→ **STORED DATA**:
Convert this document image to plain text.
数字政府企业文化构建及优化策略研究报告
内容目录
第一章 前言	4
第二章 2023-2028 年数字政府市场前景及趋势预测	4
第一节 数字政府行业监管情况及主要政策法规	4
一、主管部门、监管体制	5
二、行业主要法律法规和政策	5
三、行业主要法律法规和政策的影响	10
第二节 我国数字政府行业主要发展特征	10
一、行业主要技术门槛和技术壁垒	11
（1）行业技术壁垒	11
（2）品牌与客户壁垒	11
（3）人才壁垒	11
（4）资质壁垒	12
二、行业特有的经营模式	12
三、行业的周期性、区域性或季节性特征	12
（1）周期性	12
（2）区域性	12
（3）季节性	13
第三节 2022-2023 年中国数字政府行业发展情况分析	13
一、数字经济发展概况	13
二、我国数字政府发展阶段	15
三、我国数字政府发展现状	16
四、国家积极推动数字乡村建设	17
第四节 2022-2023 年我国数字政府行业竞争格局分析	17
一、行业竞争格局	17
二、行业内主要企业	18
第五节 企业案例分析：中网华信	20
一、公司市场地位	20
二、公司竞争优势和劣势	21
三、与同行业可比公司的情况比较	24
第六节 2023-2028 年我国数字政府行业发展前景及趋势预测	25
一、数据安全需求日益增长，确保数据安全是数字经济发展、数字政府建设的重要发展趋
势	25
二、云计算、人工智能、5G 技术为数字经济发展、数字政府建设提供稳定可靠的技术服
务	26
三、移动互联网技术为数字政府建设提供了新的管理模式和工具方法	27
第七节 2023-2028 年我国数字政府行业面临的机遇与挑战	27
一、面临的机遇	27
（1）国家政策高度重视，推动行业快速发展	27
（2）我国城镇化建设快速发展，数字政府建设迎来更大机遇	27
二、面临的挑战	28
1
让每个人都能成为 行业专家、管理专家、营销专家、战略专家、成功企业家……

→ **WHAT YOU ARE ASKED TO DO**: Produce an exact copy of the whole listing.

→ **RESULT OF THE TASK**:
Convert this document image to plain text.
数字政府企业文化构建及优化策略研究报告
内容目录
第一章 前言	4
第二章 2023-2028 年数字政府市场前景及趋势预测	4
第一节 数字政府行业监管情况及主要政策法规	4
一、主管部门、监管体制	5
二、行业主要法律法规和政策	5
三、行业主要法律法规和政策的影响	10
第二节 我国数字政府行业主要发展特征	10
一、行业主要技术门槛和技术壁垒	11
（1）行业技术壁垒	11
（2）品牌与客户壁垒	11
（3）人才壁垒	11
（4）资质壁垒	12
二、行业特有的经营模式	12
三、行业的周期性、区域性或季节性特征	12
（1）周期性	12
（2）区域性	12
（3）季节性	13
第三节 2022-2023 年中国数字政府行业发展情况分析	13
一、数字经济发展概况	13
二、我国数字政府发展阶段	15
三、我国数字政府发展现状	16
四、国家积极推动数字乡村建设	17
第四节 2022-2023 年我国数字政府行业竞争格局分析	17
一、行业竞争格局	17
二、行业内主要企业	18
第五节 企业案例分析：中网华信	20
一、公司市场地位	20
二、公司竞争优势和劣势	21
三、与同行业可比公司的情况比较	24
第六节 2023-2028 年我国数字政府行业发展前景及趋势预测	25
一、数据安全需求日益增长，确保数据安全是数字经济发展、数字政府建设的重要发展趋
势	25
二、云计算、人工智能、5G 技术为数字经济发展、数字政府建设提供稳定可靠的技术服
务	26
三、移动互联网技术为数字政府建设提供了新的管理模式和工具方法	27
第七节 2023-2028 年我国数字政府行业面临的机遇与挑战	27
一、面临的机遇	27
（1）国家政策高度重视，推动行业快速发展	27
（2）我国城镇化建设快速发展，数字政府建设迎来更大机遇	27
二、面临的挑战	28
1
让每个人都能成为 行业专家、管理专家、营销专家、战略专家、成功企业家……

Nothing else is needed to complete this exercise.